> [STATED TASK] Only the pictures stay out; every record is to be quoted exactly.

> [TASK DATA]
┏━━

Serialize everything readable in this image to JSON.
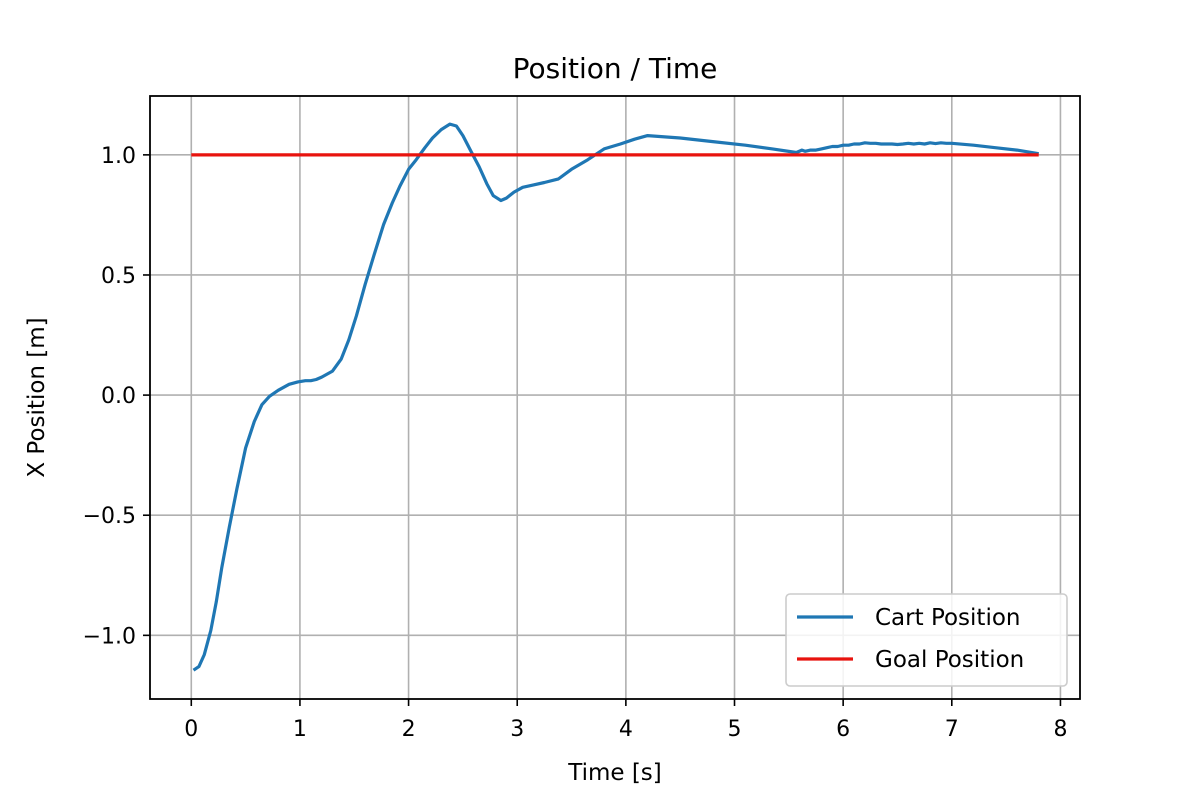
{
  "chart_data": {
    "type": "line",
    "title": "Position / Time",
    "xlabel": "Time [s]",
    "ylabel": "X Position [m]",
    "xlim": [
      -0.38,
      8.18
    ],
    "ylim": [
      -1.265,
      1.245
    ],
    "xticks": [
      0,
      1,
      2,
      3,
      4,
      5,
      6,
      7,
      8
    ],
    "xtick_labels": [
      "0",
      "1",
      "2",
      "3",
      "4",
      "5",
      "6",
      "7",
      "8"
    ],
    "yticks": [
      -1.0,
      -0.5,
      0.0,
      0.5,
      1.0
    ],
    "ytick_labels": [
      "−1.0",
      "−0.5",
      "0.0",
      "0.5",
      "1.0"
    ],
    "grid": true,
    "legend": "bottom-right",
    "series": [
      {
        "name": "Cart Position",
        "color": "#1f77b4",
        "x": [
          0.02,
          0.07,
          0.12,
          0.18,
          0.23,
          0.28,
          0.35,
          0.42,
          0.5,
          0.58,
          0.65,
          0.72,
          0.8,
          0.9,
          0.98,
          1.05,
          1.1,
          1.15,
          1.2,
          1.3,
          1.38,
          1.45,
          1.52,
          1.6,
          1.68,
          1.77,
          1.85,
          1.92,
          2.0,
          2.07,
          2.15,
          2.22,
          2.3,
          2.38,
          2.44,
          2.5,
          2.58,
          2.65,
          2.72,
          2.78,
          2.85,
          2.9,
          2.97,
          3.05,
          3.15,
          3.25,
          3.38,
          3.5,
          3.65,
          3.8,
          3.95,
          4.08,
          4.2,
          4.5,
          4.8,
          5.1,
          5.35,
          5.57,
          5.62,
          5.65,
          5.7,
          5.75,
          5.8,
          5.85,
          5.9,
          5.95,
          6.0,
          6.05,
          6.1,
          6.15,
          6.2,
          6.25,
          6.3,
          6.35,
          6.4,
          6.45,
          6.5,
          6.55,
          6.6,
          6.65,
          6.7,
          6.75,
          6.8,
          6.85,
          6.9,
          6.95,
          7.0,
          7.2,
          7.4,
          7.6,
          7.8
        ],
        "y": [
          -1.145,
          -1.13,
          -1.08,
          -0.98,
          -0.86,
          -0.72,
          -0.55,
          -0.39,
          -0.22,
          -0.11,
          -0.04,
          -0.005,
          0.02,
          0.045,
          0.055,
          0.06,
          0.06,
          0.065,
          0.075,
          0.1,
          0.15,
          0.23,
          0.33,
          0.46,
          0.58,
          0.71,
          0.8,
          0.87,
          0.94,
          0.98,
          1.03,
          1.07,
          1.105,
          1.128,
          1.12,
          1.08,
          1.01,
          0.95,
          0.88,
          0.83,
          0.81,
          0.82,
          0.845,
          0.865,
          0.875,
          0.885,
          0.9,
          0.94,
          0.98,
          1.025,
          1.045,
          1.065,
          1.08,
          1.07,
          1.055,
          1.04,
          1.025,
          1.01,
          1.02,
          1.015,
          1.02,
          1.02,
          1.025,
          1.03,
          1.035,
          1.035,
          1.04,
          1.04,
          1.045,
          1.045,
          1.05,
          1.048,
          1.048,
          1.045,
          1.045,
          1.045,
          1.043,
          1.045,
          1.048,
          1.045,
          1.048,
          1.045,
          1.05,
          1.047,
          1.05,
          1.048,
          1.048,
          1.04,
          1.03,
          1.02,
          1.005
        ]
      },
      {
        "name": "Goal Position",
        "color": "#e8130e",
        "x": [
          0.0,
          7.8
        ],
        "y": [
          1.0,
          1.0
        ]
      }
    ]
  }
}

┗━━

> [EXERCISE OUTPUT]
Serialize everything readable in this image to JSON.
{
  "chart_data": {
    "type": "line",
    "title": "Position / Time",
    "xlabel": "Time [s]",
    "ylabel": "X Position [m]",
    "xlim": [
      -0.38,
      8.18
    ],
    "ylim": [
      -1.265,
      1.245
    ],
    "xticks": [
      0,
      1,
      2,
      3,
      4,
      5,
      6,
      7,
      8
    ],
    "xtick_labels": [
      "0",
      "1",
      "2",
      "3",
      "4",
      "5",
      "6",
      "7",
      "8"
    ],
    "yticks": [
      -1.0,
      -0.5,
      0.0,
      0.5,
      1.0
    ],
    "ytick_labels": [
      "−1.0",
      "−0.5",
      "0.0",
      "0.5",
      "1.0"
    ],
    "grid": true,
    "legend": "bottom-right",
    "series": [
      {
        "name": "Cart Position",
        "color": "#1f77b4",
        "x": [
          0.02,
          0.07,
          0.12,
          0.18,
          0.23,
          0.28,
          0.35,
          0.42,
          0.5,
          0.58,
          0.65,
          0.72,
          0.8,
          0.9,
          0.98,
          1.05,
          1.1,
          1.15,
          1.2,
          1.3,
          1.38,
          1.45,
          1.52,
          1.6,
          1.68,
          1.77,
          1.85,
          1.92,
          2.0,
          2.07,
          2.15,
          2.22,
          2.3,
          2.38,
          2.44,
          2.5,
          2.58,
          2.65,
          2.72,
          2.78,
          2.85,
          2.9,
          2.97,
          3.05,
          3.15,
          3.25,
          3.38,
          3.5,
          3.65,
          3.8,
          3.95,
          4.08,
          4.2,
          4.5,
          4.8,
          5.1,
          5.35,
          5.57,
          5.62,
          5.65,
          5.7,
          5.75,
          5.8,
          5.85,
          5.9,
          5.95,
          6.0,
          6.05,
          6.1,
          6.15,
          6.2,
          6.25,
          6.3,
          6.35,
          6.4,
          6.45,
          6.5,
          6.55,
          6.6,
          6.65,
          6.7,
          6.75,
          6.8,
          6.85,
          6.9,
          6.95,
          7.0,
          7.2,
          7.4,
          7.6,
          7.8
        ],
        "y": [
          -1.145,
          -1.13,
          -1.08,
          -0.98,
          -0.86,
          -0.72,
          -0.55,
          -0.39,
          -0.22,
          -0.11,
          -0.04,
          -0.005,
          0.02,
          0.045,
          0.055,
          0.06,
          0.06,
          0.065,
          0.075,
          0.1,
          0.15,
          0.23,
          0.33,
          0.46,
          0.58,
          0.71,
          0.8,
          0.87,
          0.94,
          0.98,
          1.03,
          1.07,
          1.105,
          1.128,
          1.12,
          1.08,
          1.01,
          0.95,
          0.88,
          0.83,
          0.81,
          0.82,
          0.845,
          0.865,
          0.875,
          0.885,
          0.9,
          0.94,
          0.98,
          1.025,
          1.045,
          1.065,
          1.08,
          1.07,
          1.055,
          1.04,
          1.025,
          1.01,
          1.02,
          1.015,
          1.02,
          1.02,
          1.025,
          1.03,
          1.035,
          1.035,
          1.04,
          1.04,
          1.045,
          1.045,
          1.05,
          1.048,
          1.048,
          1.045,
          1.045,
          1.045,
          1.043,
          1.045,
          1.048,
          1.045,
          1.048,
          1.045,
          1.05,
          1.047,
          1.05,
          1.048,
          1.048,
          1.04,
          1.03,
          1.02,
          1.005
        ]
      },
      {
        "name": "Goal Position",
        "color": "#e8130e",
        "x": [
          0.0,
          7.8
        ],
        "y": [
          1.0,
          1.0
        ]
      }
    ]
  }
}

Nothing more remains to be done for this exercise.